— START OF DATA ENTRIES —

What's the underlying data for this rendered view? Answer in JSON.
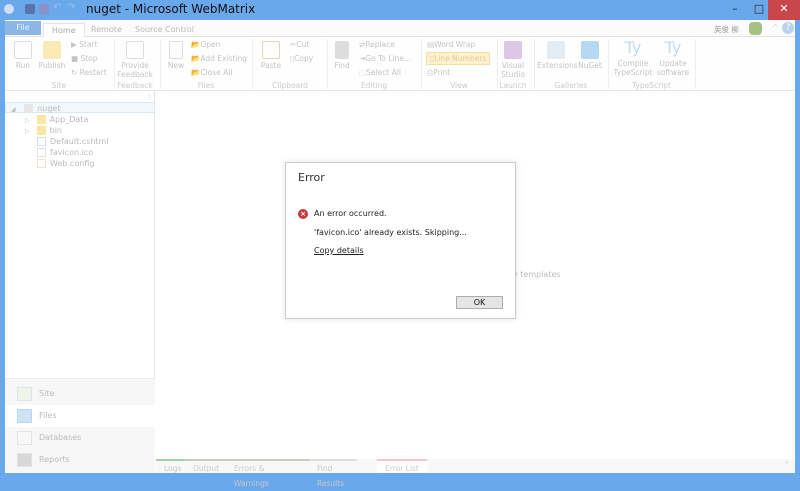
{
  "window": {
    "title": "nuget - Microsoft WebMatrix",
    "minimize": "–",
    "maximize": "□",
    "close": "✕"
  },
  "colors": {
    "frame": "#6aa8ec",
    "close": "#c9474a",
    "error": "#c8383d",
    "link": "#3a7cc7"
  },
  "tabs": [
    "File",
    "Home",
    "Remote",
    "Source Control"
  ],
  "user": {
    "name": "英俊 柳"
  },
  "ribbon": {
    "site": {
      "run": "Run",
      "publish": "Publish",
      "start": "Start",
      "stop": "Stop",
      "restart": "Restart",
      "group": "Site"
    },
    "feedback": {
      "provide": "Provide Feedback",
      "group": "Feedback"
    },
    "files": {
      "new": "New",
      "open": "Open",
      "add_existing": "Add Existing",
      "close_all": "Close All",
      "group": "Files"
    },
    "clipboard": {
      "paste": "Paste",
      "cut": "Cut",
      "copy": "Copy",
      "group": "Clipboard"
    },
    "editing": {
      "find": "Find",
      "replace": "Replace",
      "goto": "Go To Line...",
      "select_all": "Select All",
      "group": "Editing"
    },
    "view": {
      "word_wrap": "Word Wrap",
      "line_numbers": "Line Numbers",
      "print": "Print",
      "group": "View"
    },
    "launch": {
      "visual_studio": "Visual Studio",
      "group": "Launch"
    },
    "galleries": {
      "extensions": "Extensions",
      "nuget": "NuGet",
      "group": "Galleries"
    },
    "typescript": {
      "compile": "Compile TypeScript",
      "update": "Update software",
      "group": "TypeScript"
    }
  },
  "tree": {
    "root": "nuget",
    "items": [
      "App_Data",
      "bin",
      "Default.cshtml",
      "favicon.ico",
      "Web.config"
    ]
  },
  "nav": [
    "Site",
    "Files",
    "Databases",
    "Reports"
  ],
  "main": {
    "bg_text": "y templates"
  },
  "bottom_tabs": [
    "Logs",
    "Output",
    "Errors & Warnings",
    "Find Results",
    "Error List"
  ],
  "dialog": {
    "title": "Error",
    "message": "An error occurred.",
    "detail": "'favicon.ico' already exists. Skipping...",
    "link": "Copy details",
    "ok": "OK"
  }
}
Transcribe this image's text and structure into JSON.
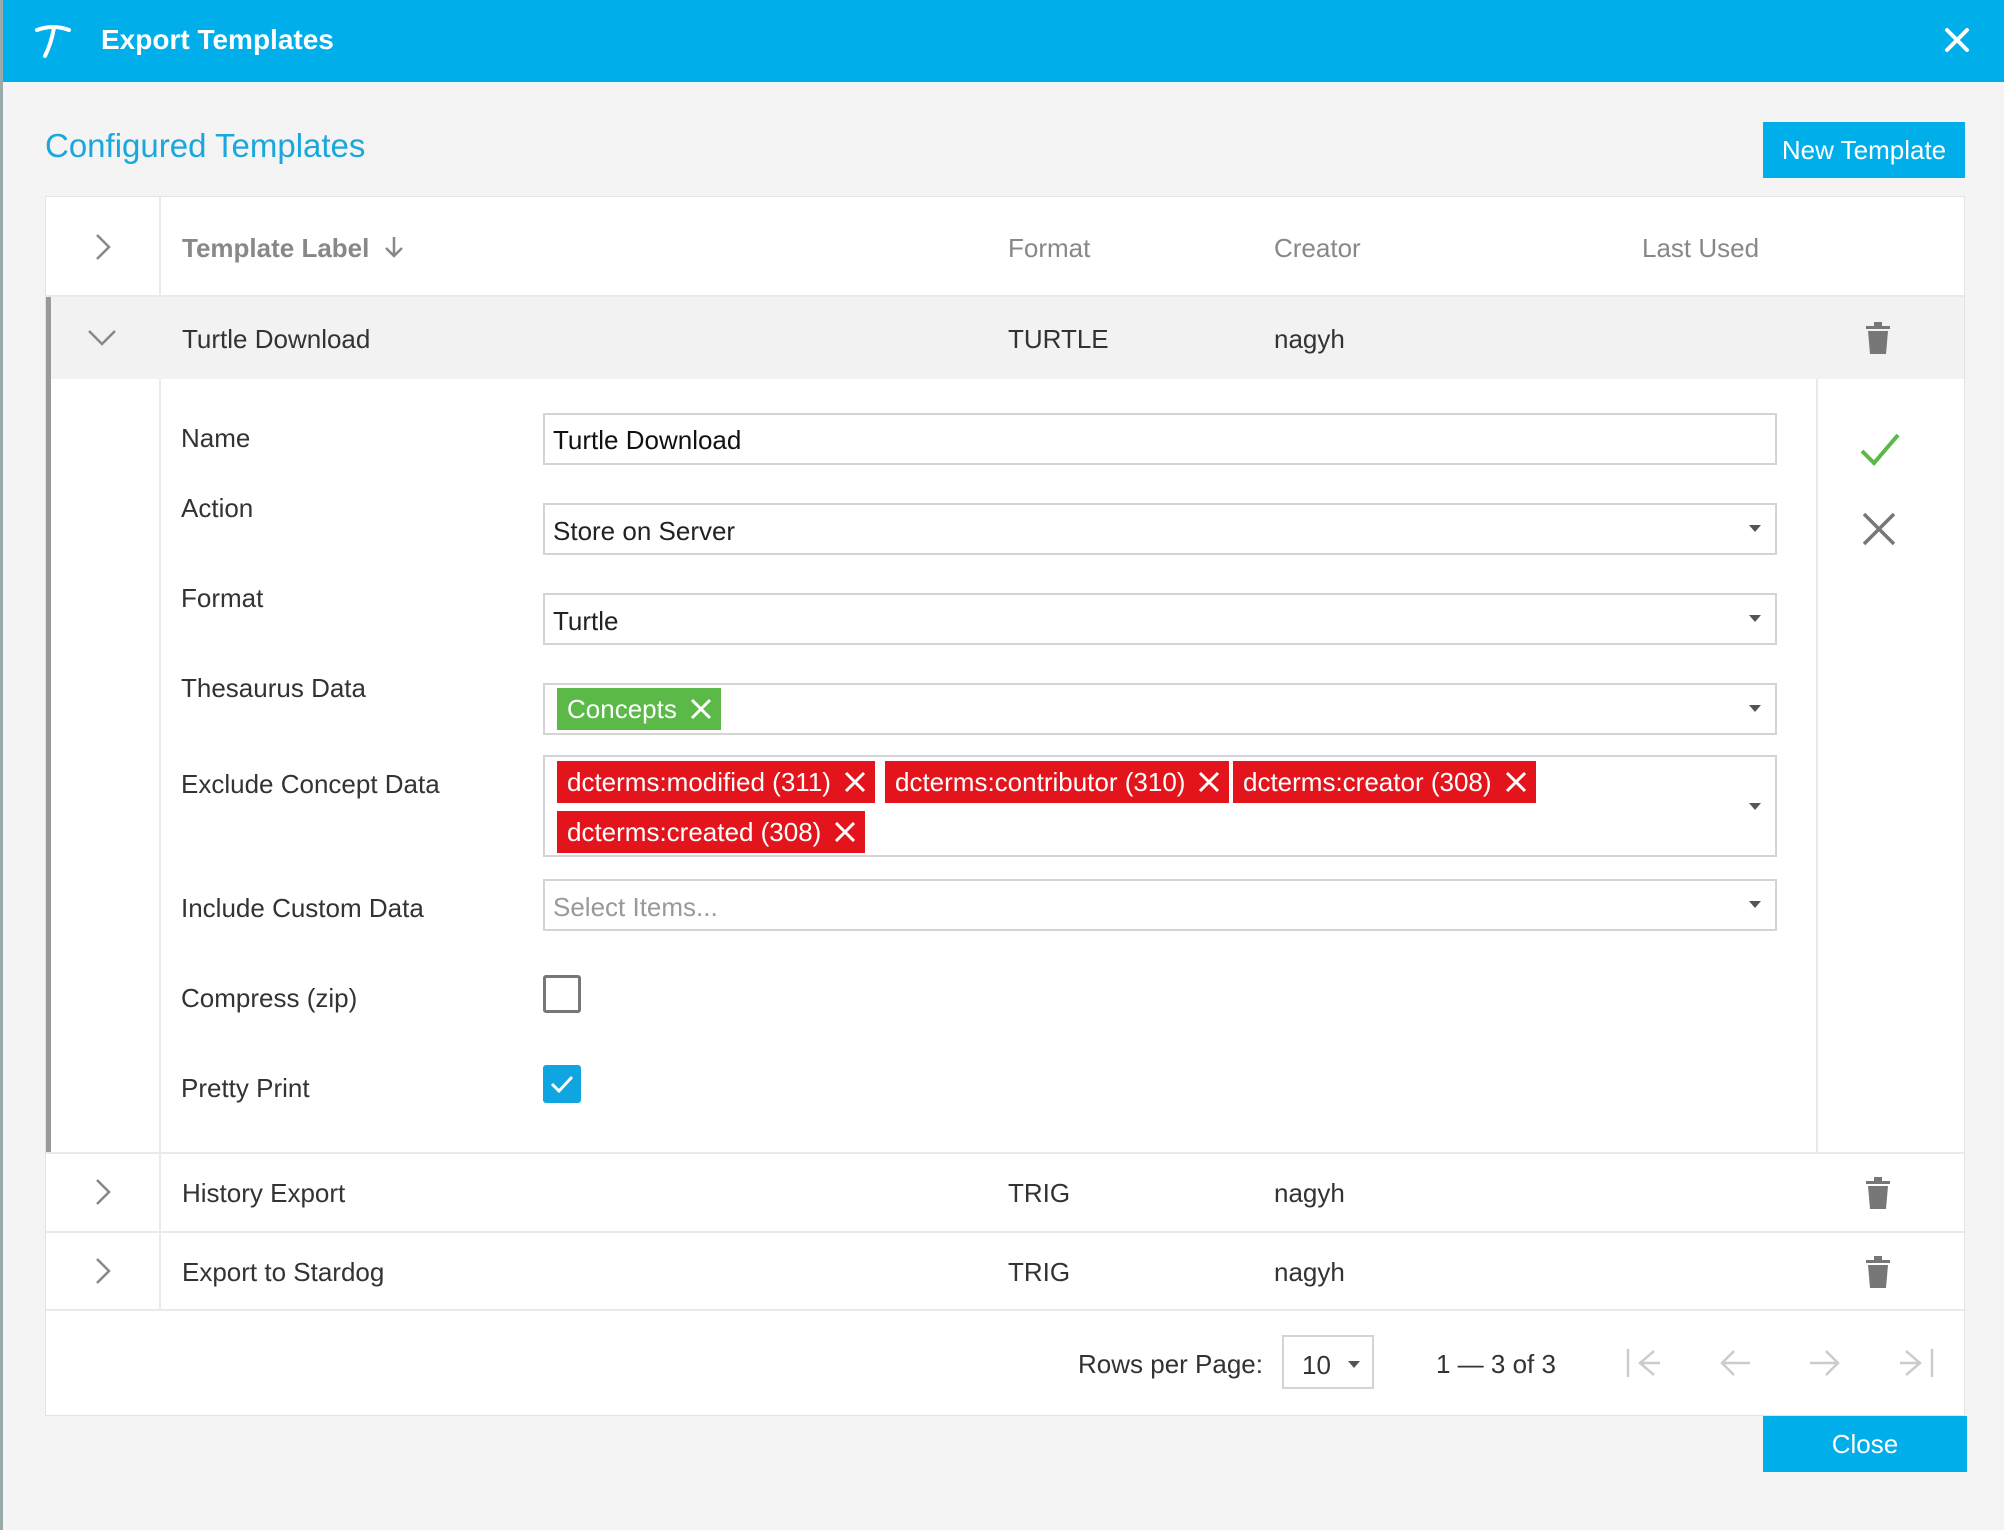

— END OF DATA ENTRIES —

▸ INSTRUCTION
Copy everything in the records above except the pictures, exactly as written.

▸ TASK SOLUTION
What's the underlying data for this rendered view? Answer in JSON.
{
  "window": {
    "title": "nuget - Microsoft WebMatrix",
    "minimize": "–",
    "maximize": "□",
    "close": "✕"
  },
  "colors": {
    "frame": "#6aa8ec",
    "close": "#c9474a",
    "error": "#c8383d",
    "link": "#3a7cc7"
  },
  "tabs": [
    "File",
    "Home",
    "Remote",
    "Source Control"
  ],
  "user": {
    "name": "英俊 柳"
  },
  "ribbon": {
    "site": {
      "run": "Run",
      "publish": "Publish",
      "start": "Start",
      "stop": "Stop",
      "restart": "Restart",
      "group": "Site"
    },
    "feedback": {
      "provide": "Provide Feedback",
      "group": "Feedback"
    },
    "files": {
      "new": "New",
      "open": "Open",
      "add_existing": "Add Existing",
      "close_all": "Close All",
      "group": "Files"
    },
    "clipboard": {
      "paste": "Paste",
      "cut": "Cut",
      "copy": "Copy",
      "group": "Clipboard"
    },
    "editing": {
      "find": "Find",
      "replace": "Replace",
      "goto": "Go To Line...",
      "select_all": "Select All",
      "group": "Editing"
    },
    "view": {
      "word_wrap": "Word Wrap",
      "line_numbers": "Line Numbers",
      "print": "Print",
      "group": "View"
    },
    "launch": {
      "visual_studio": "Visual Studio",
      "group": "Launch"
    },
    "galleries": {
      "extensions": "Extensions",
      "nuget": "NuGet",
      "group": "Galleries"
    },
    "typescript": {
      "compile": "Compile TypeScript",
      "update": "Update software",
      "group": "TypeScript"
    }
  },
  "tree": {
    "root": "nuget",
    "items": [
      "App_Data",
      "bin",
      "Default.cshtml",
      "favicon.ico",
      "Web.config"
    ]
  },
  "nav": [
    "Site",
    "Files",
    "Databases",
    "Reports"
  ],
  "main": {
    "bg_text": "y templates"
  },
  "bottom_tabs": [
    "Logs",
    "Output",
    "Errors & Warnings",
    "Find Results",
    "Error List"
  ],
  "dialog": {
    "title": "Error",
    "message": "An error occurred.",
    "detail": "'favicon.ico' already exists. Skipping...",
    "link": "Copy details",
    "ok": "OK"
  }
}
Transcribe this image's text and structure into JSON.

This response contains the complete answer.